Instructions to follow:
Return all lines with the word "lương" in them.

Records:

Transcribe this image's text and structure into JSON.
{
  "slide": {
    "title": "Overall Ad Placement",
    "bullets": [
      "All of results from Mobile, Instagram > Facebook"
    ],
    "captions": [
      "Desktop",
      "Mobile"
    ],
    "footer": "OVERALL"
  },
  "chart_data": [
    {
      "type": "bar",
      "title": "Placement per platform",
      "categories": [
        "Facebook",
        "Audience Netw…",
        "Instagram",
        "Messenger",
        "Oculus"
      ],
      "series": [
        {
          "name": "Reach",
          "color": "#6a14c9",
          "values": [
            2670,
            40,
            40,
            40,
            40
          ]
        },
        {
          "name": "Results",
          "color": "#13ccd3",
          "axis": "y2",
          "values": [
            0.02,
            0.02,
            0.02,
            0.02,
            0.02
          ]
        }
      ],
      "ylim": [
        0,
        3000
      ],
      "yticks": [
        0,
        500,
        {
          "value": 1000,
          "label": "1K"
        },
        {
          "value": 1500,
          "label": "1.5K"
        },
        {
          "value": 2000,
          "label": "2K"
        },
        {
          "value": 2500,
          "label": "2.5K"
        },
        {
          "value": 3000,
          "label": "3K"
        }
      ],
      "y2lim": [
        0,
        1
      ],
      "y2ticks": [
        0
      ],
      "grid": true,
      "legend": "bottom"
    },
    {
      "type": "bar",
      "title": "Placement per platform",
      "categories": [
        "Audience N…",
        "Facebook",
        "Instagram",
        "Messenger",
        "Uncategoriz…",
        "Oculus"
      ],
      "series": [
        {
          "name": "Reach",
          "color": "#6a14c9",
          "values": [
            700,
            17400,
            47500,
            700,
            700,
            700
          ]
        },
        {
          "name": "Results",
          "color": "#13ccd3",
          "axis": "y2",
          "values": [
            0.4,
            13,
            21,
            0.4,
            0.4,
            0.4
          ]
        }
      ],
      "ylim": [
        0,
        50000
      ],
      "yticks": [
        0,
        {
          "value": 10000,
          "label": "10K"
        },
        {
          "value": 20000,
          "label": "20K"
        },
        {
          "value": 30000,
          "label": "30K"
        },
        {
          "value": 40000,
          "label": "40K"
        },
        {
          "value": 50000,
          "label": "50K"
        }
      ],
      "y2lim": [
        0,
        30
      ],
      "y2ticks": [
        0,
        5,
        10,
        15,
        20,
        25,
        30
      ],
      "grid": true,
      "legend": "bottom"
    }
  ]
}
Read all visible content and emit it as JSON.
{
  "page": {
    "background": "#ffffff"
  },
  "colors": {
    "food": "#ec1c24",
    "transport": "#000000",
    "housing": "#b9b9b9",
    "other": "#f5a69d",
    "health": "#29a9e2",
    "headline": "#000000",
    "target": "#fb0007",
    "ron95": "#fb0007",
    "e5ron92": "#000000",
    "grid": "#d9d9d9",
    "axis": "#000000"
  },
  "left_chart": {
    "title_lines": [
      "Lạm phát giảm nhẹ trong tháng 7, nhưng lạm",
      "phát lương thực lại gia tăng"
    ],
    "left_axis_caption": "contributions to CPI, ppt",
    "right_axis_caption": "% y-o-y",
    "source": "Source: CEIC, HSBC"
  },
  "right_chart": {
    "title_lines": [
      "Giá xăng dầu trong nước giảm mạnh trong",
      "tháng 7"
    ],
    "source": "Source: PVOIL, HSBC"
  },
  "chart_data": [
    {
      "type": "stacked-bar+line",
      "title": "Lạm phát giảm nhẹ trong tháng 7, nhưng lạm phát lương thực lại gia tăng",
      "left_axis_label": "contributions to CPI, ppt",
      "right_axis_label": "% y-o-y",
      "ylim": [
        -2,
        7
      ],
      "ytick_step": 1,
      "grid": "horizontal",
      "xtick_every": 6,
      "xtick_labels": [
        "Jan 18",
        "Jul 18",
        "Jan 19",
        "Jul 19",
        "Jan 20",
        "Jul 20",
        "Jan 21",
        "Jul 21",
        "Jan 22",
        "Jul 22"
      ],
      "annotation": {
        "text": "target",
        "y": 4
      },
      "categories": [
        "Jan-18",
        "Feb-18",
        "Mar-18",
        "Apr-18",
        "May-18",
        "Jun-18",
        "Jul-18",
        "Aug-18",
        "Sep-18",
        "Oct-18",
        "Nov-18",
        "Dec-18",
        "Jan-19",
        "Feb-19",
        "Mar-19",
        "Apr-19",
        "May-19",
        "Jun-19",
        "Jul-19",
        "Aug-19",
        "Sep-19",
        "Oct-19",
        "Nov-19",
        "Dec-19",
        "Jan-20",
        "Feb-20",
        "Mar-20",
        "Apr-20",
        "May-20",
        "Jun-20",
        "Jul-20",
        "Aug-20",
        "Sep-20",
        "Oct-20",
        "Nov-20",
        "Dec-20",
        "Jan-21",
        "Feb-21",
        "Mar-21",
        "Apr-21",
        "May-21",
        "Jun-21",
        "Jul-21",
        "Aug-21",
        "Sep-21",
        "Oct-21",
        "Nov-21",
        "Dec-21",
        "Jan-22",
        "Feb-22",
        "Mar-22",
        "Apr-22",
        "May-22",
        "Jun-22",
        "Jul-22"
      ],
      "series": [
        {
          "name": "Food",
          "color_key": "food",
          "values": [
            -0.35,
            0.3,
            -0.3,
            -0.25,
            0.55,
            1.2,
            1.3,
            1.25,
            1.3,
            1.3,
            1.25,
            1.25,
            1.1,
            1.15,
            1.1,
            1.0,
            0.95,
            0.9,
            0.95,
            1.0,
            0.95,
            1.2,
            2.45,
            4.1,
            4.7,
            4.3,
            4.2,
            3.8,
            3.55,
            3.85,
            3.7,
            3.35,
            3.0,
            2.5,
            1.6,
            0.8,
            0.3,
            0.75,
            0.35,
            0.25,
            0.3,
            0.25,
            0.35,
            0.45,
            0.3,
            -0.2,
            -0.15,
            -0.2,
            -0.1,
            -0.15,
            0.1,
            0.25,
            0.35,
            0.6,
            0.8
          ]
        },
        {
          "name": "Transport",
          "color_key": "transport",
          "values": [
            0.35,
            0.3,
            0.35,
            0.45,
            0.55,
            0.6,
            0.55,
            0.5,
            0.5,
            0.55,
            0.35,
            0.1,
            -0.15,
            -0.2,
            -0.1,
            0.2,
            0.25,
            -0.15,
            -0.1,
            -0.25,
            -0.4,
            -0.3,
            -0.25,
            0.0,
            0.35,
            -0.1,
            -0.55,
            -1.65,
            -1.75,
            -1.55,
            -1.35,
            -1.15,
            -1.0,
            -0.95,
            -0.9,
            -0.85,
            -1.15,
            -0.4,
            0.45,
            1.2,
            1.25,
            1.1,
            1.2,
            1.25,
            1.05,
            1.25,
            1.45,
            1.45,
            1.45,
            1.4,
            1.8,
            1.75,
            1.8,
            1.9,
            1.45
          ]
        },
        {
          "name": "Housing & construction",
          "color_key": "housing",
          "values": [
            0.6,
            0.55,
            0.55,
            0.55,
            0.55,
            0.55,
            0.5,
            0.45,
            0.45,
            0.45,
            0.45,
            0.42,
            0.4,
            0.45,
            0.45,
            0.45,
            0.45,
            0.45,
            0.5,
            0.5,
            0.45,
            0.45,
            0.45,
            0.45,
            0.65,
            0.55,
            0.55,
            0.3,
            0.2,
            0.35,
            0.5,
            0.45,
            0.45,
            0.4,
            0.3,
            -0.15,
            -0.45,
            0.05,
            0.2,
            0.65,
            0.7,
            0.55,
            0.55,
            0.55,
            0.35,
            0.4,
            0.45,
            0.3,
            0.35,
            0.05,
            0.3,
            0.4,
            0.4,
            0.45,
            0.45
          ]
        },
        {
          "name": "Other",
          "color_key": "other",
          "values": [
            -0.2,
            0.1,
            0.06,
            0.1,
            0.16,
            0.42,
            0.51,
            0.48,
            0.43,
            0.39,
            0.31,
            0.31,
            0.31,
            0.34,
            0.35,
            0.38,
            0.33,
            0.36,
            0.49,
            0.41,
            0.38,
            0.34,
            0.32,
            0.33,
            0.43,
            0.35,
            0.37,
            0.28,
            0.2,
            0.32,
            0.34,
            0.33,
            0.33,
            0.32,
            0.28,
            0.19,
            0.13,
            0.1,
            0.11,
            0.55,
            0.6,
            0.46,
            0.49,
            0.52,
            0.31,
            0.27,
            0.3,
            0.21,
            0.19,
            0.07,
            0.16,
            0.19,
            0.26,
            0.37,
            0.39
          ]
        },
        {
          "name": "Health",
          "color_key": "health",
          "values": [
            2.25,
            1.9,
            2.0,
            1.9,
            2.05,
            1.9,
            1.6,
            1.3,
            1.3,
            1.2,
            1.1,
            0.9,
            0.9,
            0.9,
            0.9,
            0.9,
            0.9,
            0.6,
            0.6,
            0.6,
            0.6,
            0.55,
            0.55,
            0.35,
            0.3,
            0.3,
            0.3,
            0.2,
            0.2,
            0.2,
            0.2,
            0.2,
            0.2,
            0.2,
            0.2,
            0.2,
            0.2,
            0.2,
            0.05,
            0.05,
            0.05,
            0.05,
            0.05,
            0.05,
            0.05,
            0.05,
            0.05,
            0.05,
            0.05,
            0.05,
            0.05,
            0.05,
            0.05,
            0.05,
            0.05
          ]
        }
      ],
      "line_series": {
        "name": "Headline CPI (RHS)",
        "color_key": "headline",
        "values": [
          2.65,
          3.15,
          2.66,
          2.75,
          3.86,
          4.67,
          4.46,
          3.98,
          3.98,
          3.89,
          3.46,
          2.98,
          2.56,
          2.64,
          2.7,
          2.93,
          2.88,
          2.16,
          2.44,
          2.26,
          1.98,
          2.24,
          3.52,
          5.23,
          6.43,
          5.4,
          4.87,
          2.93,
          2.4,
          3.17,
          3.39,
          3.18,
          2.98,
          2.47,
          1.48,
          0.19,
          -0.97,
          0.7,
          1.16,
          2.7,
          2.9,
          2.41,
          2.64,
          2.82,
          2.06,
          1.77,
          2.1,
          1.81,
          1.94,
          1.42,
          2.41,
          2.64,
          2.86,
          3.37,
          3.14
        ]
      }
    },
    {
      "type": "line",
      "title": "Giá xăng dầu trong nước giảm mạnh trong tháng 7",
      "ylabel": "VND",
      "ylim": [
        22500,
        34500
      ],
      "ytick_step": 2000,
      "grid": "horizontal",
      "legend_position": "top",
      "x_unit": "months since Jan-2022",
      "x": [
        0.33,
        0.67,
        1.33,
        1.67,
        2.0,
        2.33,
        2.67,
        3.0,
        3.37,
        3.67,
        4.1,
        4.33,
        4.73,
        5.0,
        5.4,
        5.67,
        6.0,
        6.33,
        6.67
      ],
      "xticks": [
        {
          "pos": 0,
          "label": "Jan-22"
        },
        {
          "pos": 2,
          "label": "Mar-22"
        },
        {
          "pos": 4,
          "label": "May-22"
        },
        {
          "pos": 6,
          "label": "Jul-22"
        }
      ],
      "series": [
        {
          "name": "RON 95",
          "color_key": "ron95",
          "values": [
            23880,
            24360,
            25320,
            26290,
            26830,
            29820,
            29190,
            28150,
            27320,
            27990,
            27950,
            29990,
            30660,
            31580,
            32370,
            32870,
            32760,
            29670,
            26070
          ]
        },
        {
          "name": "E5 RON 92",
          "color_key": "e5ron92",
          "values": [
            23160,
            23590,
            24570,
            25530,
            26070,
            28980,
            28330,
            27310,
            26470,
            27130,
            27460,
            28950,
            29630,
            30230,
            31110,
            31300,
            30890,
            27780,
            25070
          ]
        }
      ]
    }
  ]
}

Output below:
      "phát lương thực lại gia tăng"
      "title": "Lạm phát giảm nhẹ trong tháng 7, nhưng lạm phát lương thực lại gia tăng",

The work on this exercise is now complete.